_Task statement_
Which lines contain the string "value"? Please list every one of them.

↓↓↓

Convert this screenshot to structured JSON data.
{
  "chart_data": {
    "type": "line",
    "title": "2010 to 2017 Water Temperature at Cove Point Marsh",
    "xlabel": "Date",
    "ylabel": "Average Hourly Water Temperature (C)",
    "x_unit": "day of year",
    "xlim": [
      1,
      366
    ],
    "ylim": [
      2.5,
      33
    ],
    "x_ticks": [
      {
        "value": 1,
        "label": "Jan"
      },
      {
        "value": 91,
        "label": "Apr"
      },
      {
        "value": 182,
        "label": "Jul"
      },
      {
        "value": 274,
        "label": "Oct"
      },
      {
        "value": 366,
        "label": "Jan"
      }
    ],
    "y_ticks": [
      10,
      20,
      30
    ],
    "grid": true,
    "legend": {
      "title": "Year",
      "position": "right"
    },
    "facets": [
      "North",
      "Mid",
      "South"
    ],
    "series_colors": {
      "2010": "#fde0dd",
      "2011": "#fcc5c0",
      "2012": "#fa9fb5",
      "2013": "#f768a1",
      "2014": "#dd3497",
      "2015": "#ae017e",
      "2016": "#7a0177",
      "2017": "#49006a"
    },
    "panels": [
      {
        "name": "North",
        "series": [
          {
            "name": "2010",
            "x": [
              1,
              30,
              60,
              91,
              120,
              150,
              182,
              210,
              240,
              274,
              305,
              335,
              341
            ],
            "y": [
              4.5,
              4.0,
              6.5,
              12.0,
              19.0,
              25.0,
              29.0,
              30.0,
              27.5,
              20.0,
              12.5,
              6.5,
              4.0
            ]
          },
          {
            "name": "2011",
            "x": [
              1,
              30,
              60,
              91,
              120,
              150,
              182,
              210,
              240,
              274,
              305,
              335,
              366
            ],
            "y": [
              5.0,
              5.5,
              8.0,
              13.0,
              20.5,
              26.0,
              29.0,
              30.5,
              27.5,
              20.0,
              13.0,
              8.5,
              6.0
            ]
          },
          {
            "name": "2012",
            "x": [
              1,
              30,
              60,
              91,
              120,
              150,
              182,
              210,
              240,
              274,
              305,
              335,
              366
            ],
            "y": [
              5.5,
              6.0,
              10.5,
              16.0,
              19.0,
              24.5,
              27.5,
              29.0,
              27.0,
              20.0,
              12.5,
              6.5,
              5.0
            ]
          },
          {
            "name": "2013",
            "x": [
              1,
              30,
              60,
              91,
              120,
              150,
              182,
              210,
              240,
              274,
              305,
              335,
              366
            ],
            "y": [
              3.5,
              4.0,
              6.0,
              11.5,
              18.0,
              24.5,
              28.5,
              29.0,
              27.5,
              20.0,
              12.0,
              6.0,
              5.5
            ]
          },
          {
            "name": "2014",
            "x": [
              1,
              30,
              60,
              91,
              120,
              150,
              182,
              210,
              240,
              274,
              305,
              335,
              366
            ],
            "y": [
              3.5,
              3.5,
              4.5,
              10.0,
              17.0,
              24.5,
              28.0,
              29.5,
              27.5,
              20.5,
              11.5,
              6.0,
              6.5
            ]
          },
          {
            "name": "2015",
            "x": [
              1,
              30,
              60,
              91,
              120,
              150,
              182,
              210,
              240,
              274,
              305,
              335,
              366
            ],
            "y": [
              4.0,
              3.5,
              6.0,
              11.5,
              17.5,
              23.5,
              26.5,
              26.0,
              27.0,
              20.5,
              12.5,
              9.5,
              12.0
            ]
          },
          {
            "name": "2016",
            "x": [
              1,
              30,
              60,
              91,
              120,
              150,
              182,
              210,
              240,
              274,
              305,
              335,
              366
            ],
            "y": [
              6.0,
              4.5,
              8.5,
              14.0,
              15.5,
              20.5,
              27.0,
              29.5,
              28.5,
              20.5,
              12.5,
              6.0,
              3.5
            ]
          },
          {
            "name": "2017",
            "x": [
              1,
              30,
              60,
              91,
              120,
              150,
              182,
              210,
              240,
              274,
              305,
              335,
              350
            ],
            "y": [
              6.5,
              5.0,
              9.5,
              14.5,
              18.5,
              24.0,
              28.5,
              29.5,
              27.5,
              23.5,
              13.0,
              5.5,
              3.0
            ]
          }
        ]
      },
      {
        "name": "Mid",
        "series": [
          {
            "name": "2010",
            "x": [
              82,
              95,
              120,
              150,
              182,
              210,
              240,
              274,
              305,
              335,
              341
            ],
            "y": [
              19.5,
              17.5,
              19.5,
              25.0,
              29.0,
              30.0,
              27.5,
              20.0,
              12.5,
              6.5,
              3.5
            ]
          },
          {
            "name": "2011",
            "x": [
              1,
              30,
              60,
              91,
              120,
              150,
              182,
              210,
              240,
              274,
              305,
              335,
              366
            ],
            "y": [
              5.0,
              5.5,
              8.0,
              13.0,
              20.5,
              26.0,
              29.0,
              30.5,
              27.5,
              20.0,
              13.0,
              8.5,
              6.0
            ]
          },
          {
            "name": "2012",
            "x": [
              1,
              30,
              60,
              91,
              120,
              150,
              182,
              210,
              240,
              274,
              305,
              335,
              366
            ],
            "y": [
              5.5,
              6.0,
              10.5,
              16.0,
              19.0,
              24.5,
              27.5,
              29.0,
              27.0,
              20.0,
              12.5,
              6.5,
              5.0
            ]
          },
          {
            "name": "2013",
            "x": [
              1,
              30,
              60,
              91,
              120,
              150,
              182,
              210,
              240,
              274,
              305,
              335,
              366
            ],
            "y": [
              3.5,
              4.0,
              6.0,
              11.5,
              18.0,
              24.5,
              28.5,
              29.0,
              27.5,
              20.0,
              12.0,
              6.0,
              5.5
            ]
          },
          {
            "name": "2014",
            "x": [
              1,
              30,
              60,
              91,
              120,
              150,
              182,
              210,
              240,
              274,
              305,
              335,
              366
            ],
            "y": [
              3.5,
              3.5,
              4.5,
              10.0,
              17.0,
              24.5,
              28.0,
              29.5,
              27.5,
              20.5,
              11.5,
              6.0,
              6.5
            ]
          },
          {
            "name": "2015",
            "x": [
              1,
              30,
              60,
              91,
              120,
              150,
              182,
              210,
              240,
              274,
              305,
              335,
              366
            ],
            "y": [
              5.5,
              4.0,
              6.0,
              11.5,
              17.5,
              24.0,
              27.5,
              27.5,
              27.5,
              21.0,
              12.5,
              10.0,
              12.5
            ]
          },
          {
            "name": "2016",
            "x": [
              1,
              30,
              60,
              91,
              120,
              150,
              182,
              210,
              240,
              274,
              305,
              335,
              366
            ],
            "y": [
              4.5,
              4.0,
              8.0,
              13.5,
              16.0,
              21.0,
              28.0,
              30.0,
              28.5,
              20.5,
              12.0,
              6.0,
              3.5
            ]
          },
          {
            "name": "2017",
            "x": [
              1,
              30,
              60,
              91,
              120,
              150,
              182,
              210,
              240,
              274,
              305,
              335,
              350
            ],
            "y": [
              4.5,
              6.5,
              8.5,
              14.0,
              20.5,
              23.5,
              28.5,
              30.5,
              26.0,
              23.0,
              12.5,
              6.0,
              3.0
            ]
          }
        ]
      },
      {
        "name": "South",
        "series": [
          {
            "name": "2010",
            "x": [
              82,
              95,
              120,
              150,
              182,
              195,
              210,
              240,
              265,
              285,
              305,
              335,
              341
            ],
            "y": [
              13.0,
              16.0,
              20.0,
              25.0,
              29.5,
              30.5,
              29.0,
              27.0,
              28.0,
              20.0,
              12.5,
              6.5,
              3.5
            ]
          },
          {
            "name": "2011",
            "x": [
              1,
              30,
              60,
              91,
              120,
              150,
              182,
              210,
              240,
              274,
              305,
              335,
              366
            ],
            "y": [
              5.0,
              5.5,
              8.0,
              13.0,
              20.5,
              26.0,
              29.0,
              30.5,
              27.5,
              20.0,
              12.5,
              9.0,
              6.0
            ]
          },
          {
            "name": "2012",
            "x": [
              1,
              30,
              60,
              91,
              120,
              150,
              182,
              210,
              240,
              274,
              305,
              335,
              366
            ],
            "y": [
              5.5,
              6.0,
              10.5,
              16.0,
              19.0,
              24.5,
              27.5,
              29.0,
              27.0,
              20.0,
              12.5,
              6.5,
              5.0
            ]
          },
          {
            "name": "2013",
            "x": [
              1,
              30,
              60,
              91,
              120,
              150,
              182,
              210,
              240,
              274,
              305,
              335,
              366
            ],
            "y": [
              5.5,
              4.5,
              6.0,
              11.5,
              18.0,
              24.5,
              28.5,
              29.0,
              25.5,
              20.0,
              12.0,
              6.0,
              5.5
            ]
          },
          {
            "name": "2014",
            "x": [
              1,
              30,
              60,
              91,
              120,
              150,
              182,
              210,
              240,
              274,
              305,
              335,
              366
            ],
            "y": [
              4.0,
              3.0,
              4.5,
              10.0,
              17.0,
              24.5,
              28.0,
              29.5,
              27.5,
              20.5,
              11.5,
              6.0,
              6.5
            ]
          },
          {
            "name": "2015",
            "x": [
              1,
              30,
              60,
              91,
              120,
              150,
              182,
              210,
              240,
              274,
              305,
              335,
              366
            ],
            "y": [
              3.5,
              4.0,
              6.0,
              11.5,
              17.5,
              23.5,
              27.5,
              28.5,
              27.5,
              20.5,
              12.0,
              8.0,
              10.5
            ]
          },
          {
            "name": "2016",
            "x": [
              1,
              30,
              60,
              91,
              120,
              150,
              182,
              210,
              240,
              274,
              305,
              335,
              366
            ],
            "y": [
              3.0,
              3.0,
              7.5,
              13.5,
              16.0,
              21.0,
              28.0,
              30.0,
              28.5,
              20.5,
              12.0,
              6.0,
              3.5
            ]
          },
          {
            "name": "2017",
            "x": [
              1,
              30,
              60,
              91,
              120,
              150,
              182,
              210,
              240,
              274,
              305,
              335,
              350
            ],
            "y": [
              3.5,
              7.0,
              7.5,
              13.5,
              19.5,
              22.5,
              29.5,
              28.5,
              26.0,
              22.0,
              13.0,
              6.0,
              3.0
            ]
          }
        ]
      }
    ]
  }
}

↑↑↑

_Exercise response_
        "value": 1,
        "value": 91,
        "value": 182,
        "value": 274,
        "value": 366,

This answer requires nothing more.